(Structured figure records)
┌────────

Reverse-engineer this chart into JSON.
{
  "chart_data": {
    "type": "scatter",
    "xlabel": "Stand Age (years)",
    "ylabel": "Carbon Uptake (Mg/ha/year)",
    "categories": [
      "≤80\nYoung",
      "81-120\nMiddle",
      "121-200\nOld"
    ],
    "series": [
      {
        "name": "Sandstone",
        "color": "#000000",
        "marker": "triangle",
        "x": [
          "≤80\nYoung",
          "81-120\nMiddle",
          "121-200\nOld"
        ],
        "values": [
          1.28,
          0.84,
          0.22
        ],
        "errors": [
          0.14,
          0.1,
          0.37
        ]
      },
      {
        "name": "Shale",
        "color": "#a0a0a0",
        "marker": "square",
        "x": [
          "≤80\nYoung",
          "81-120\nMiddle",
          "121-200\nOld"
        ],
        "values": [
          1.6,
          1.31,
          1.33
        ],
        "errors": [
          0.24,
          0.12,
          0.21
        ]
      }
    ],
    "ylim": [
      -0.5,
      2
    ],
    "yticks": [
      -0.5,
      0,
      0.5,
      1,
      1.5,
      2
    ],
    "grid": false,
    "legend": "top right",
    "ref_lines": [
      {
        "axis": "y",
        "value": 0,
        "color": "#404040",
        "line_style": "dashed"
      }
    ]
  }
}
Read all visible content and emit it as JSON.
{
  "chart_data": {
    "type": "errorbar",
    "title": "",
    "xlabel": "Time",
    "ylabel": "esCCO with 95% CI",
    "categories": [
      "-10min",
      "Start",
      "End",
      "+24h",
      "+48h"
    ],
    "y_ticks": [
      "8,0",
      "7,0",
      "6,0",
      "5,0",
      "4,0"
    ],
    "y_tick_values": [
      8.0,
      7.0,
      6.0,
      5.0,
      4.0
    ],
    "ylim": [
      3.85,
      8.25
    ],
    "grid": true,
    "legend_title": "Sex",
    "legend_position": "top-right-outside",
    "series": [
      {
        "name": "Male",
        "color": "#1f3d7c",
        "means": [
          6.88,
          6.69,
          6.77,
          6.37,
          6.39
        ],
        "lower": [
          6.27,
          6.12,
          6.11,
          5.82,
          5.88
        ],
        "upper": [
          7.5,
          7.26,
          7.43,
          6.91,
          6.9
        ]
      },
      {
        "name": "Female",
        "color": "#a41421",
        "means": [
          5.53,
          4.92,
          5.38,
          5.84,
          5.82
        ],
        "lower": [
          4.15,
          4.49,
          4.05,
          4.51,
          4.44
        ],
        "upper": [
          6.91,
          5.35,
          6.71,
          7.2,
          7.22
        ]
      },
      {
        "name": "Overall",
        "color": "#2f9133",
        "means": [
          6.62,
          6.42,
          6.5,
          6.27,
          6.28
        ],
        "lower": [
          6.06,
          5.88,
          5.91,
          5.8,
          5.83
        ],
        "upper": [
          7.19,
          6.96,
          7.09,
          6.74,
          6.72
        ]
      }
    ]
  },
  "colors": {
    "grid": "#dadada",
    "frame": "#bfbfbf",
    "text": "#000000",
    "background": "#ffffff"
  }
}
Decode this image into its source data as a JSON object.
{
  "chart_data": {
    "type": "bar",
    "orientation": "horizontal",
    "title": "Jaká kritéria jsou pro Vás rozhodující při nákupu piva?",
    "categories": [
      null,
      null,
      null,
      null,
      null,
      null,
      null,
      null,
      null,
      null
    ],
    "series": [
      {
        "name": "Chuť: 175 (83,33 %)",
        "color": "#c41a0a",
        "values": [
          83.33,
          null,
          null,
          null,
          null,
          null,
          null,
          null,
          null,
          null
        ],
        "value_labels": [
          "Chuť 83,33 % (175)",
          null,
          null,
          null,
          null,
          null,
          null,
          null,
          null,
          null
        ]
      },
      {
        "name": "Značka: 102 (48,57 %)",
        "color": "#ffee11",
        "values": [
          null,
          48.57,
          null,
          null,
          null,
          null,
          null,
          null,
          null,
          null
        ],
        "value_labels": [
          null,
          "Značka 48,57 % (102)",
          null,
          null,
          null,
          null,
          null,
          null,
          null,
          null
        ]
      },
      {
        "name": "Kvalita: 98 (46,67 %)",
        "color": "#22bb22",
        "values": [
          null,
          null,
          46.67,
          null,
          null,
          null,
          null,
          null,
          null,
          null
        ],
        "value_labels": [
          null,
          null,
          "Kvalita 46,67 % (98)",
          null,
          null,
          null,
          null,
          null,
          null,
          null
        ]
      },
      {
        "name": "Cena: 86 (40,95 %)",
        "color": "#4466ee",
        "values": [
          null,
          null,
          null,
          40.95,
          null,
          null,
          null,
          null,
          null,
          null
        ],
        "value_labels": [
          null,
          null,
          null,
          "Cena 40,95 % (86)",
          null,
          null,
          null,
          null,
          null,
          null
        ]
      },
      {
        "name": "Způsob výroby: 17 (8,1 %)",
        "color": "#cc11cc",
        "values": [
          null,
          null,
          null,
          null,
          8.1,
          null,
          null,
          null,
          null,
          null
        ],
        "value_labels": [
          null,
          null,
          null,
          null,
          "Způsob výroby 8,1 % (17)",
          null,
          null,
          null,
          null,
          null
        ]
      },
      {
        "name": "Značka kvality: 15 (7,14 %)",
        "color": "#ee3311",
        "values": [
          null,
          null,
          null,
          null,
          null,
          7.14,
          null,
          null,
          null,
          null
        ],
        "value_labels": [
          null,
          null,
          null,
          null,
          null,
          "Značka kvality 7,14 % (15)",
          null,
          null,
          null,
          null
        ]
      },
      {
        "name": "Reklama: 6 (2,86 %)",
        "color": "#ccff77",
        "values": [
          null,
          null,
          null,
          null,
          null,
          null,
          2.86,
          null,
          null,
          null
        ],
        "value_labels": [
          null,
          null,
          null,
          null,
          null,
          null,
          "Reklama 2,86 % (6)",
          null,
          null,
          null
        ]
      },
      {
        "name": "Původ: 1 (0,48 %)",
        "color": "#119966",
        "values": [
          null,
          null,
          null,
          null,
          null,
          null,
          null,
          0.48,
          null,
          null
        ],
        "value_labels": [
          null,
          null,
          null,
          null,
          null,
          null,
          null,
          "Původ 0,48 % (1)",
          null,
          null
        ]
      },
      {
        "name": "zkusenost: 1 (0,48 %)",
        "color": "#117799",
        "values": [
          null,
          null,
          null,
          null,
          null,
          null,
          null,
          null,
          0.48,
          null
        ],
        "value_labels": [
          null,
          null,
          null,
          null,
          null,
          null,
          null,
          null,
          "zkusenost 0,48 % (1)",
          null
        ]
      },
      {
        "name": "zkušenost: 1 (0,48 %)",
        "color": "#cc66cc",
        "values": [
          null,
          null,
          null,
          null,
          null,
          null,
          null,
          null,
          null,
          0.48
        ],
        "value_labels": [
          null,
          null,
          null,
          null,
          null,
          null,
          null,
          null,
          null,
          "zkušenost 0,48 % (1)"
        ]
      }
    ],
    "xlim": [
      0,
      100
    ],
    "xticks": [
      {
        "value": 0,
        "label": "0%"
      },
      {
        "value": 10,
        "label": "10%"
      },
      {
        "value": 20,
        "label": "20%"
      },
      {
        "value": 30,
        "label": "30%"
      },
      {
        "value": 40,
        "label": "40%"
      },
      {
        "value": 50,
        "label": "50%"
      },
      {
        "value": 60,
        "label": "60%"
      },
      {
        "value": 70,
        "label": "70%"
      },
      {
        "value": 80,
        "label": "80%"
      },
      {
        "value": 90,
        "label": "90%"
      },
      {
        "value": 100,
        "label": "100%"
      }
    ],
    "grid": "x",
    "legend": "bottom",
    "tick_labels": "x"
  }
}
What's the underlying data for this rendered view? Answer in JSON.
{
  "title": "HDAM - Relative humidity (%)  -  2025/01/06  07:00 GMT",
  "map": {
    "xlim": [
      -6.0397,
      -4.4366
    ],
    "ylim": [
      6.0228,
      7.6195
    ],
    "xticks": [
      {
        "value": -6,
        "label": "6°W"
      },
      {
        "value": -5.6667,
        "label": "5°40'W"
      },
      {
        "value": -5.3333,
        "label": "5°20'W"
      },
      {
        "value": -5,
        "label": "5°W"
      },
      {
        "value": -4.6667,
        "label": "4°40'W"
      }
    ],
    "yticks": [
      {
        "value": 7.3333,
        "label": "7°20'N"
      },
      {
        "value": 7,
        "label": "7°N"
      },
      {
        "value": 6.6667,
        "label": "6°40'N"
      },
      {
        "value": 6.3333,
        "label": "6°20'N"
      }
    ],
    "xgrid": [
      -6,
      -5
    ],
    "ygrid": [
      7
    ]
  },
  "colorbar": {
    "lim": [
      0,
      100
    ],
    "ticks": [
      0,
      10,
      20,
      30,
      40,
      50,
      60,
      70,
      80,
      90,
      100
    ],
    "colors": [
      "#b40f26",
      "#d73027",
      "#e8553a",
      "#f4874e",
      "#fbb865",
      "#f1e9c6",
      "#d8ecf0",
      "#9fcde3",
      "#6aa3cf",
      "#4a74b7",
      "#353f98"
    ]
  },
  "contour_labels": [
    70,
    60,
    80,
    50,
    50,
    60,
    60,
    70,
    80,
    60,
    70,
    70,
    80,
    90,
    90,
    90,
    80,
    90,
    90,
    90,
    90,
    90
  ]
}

└────────

### TASK GOAL
Using the records above, copy each line that contains "výroby".

### SOLVED PROBLEM
        "name": "Způsob výroby: 17 (8,1 %)",
          "Způsob výroby 8,1 % (17)",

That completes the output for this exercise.